*EXERCISE BRIEF*:
Search the listing for the string "MISTIAEN" and copy every line that contains it.

*STORED DATA*:

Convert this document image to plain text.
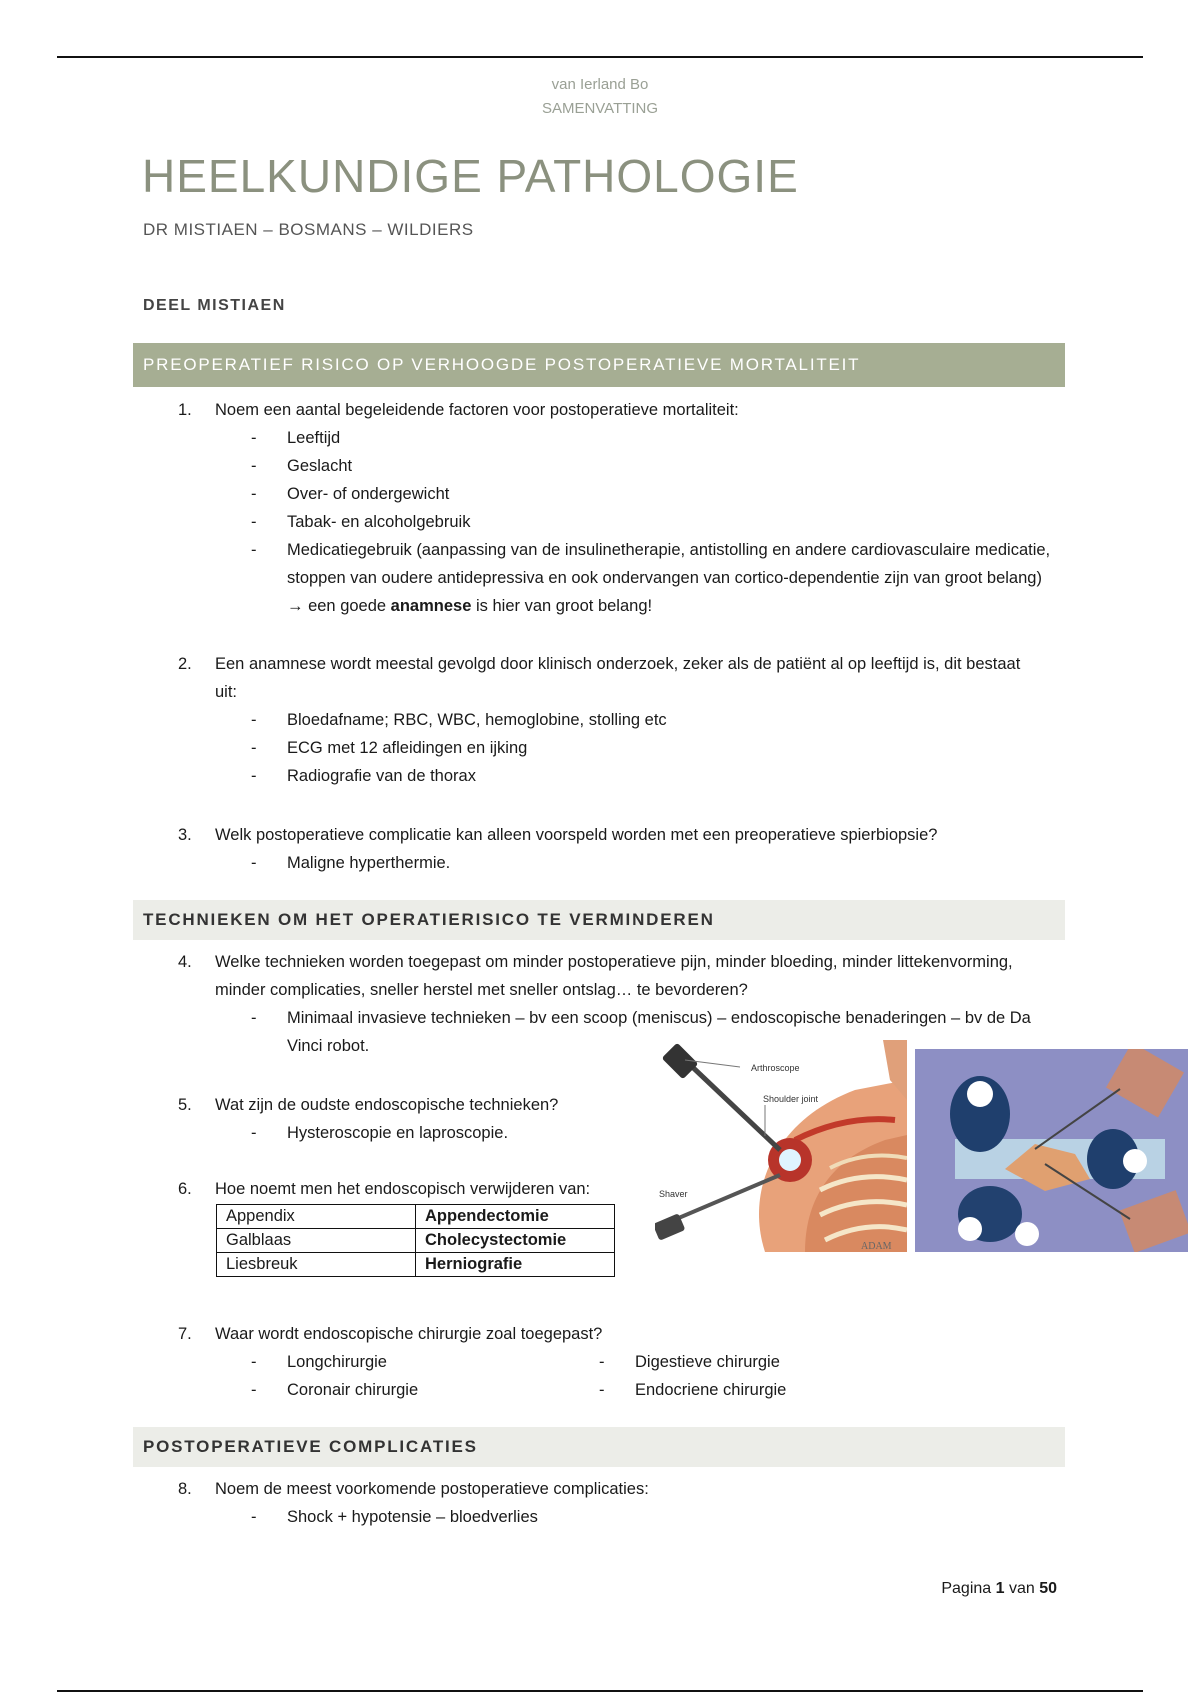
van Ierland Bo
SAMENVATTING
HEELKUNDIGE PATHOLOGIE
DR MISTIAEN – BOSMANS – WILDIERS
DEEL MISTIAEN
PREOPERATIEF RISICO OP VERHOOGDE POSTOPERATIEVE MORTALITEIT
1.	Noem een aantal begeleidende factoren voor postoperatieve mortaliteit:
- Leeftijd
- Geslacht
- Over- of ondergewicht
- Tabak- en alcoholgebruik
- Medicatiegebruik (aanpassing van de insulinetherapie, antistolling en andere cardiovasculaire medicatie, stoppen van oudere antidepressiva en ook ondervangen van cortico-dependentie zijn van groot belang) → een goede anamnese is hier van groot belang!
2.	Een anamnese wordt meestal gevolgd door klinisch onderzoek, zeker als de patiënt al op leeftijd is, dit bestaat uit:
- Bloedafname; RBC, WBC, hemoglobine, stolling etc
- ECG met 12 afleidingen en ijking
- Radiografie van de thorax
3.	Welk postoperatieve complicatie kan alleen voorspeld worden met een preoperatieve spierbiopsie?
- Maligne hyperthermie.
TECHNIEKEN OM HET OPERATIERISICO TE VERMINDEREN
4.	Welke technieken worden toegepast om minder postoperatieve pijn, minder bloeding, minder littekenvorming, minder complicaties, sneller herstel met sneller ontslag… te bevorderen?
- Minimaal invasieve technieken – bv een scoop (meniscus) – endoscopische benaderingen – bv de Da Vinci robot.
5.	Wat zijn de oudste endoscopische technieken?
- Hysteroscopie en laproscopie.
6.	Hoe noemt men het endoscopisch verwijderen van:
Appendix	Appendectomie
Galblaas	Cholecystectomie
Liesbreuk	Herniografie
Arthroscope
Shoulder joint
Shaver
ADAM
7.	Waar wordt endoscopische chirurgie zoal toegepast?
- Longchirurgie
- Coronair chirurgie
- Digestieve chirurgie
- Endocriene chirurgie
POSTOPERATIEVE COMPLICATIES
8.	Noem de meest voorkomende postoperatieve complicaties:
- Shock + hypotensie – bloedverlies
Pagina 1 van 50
==
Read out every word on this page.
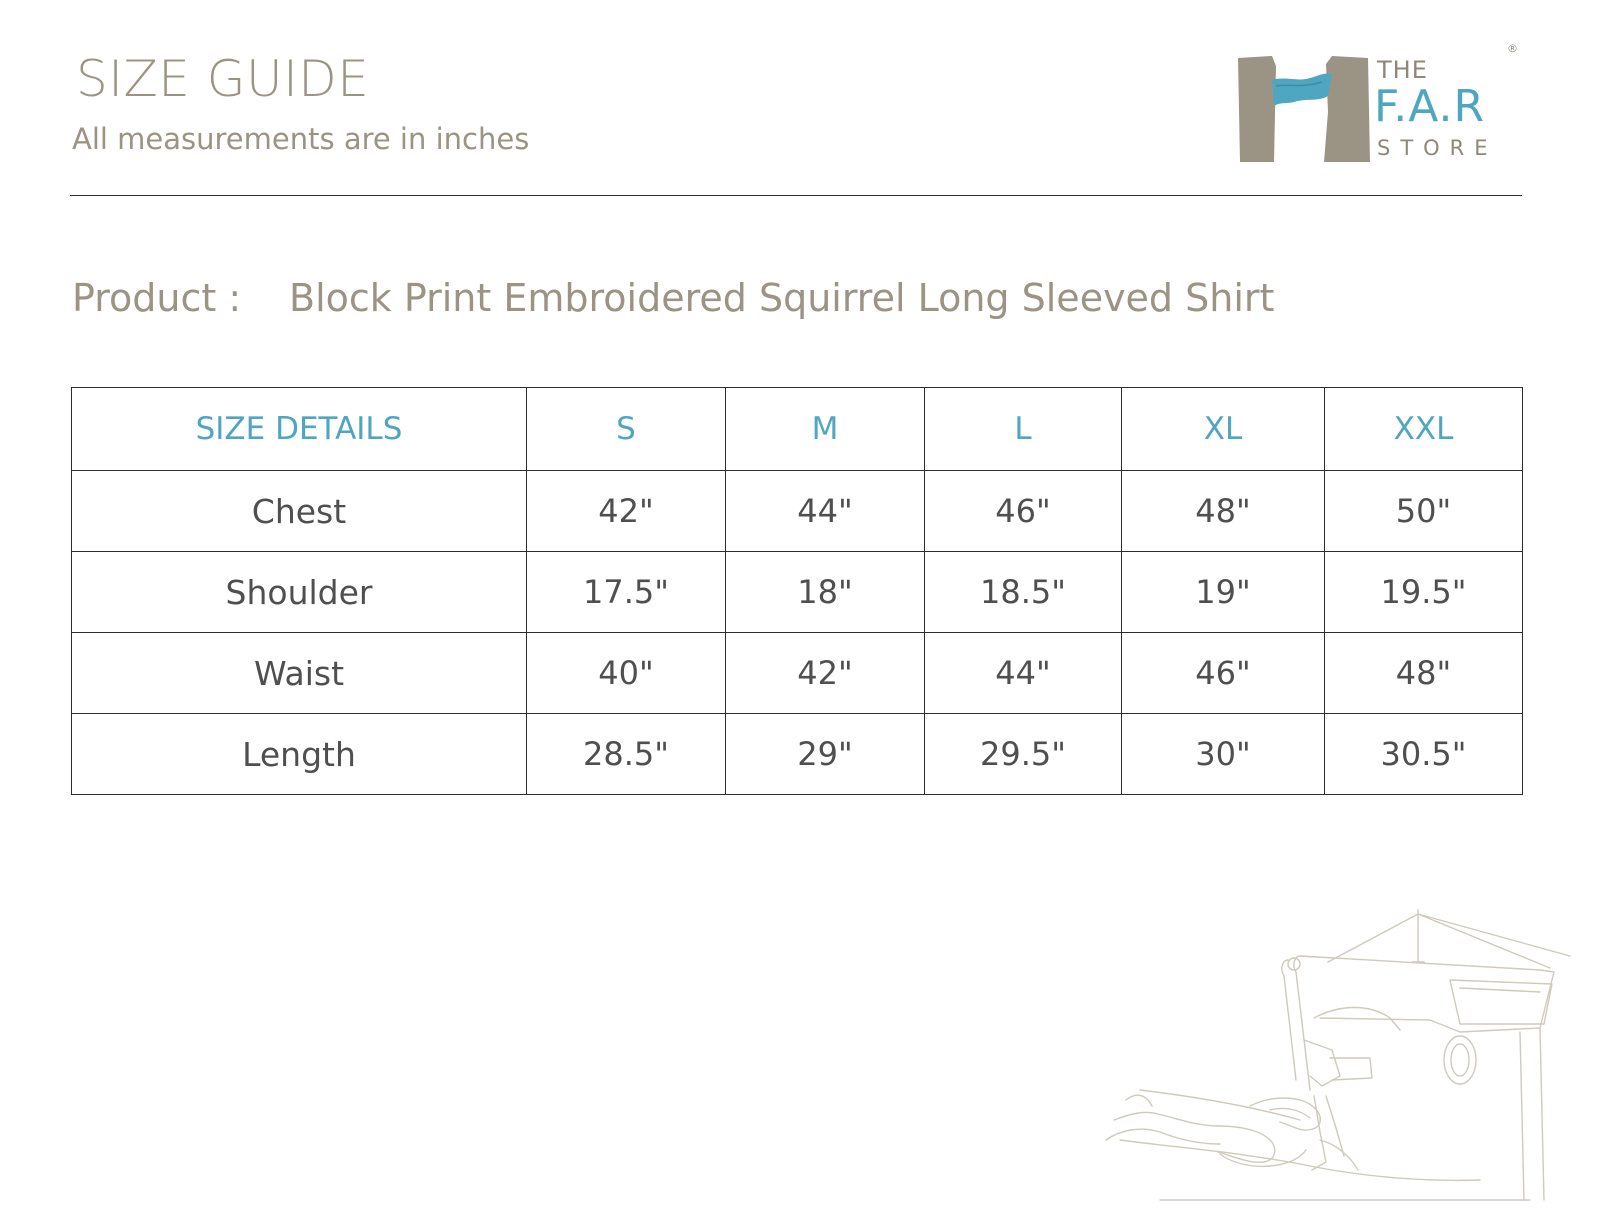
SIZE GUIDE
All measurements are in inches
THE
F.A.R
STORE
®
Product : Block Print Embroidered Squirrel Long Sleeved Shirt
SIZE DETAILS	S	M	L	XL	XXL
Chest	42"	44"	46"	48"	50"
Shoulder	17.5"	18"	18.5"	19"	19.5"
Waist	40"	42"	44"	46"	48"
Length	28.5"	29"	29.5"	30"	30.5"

*SOLUTION TO THE PROBLEM*:
DR MISTIAEN – BOSMANS – WILDIERS
DEEL MISTIAEN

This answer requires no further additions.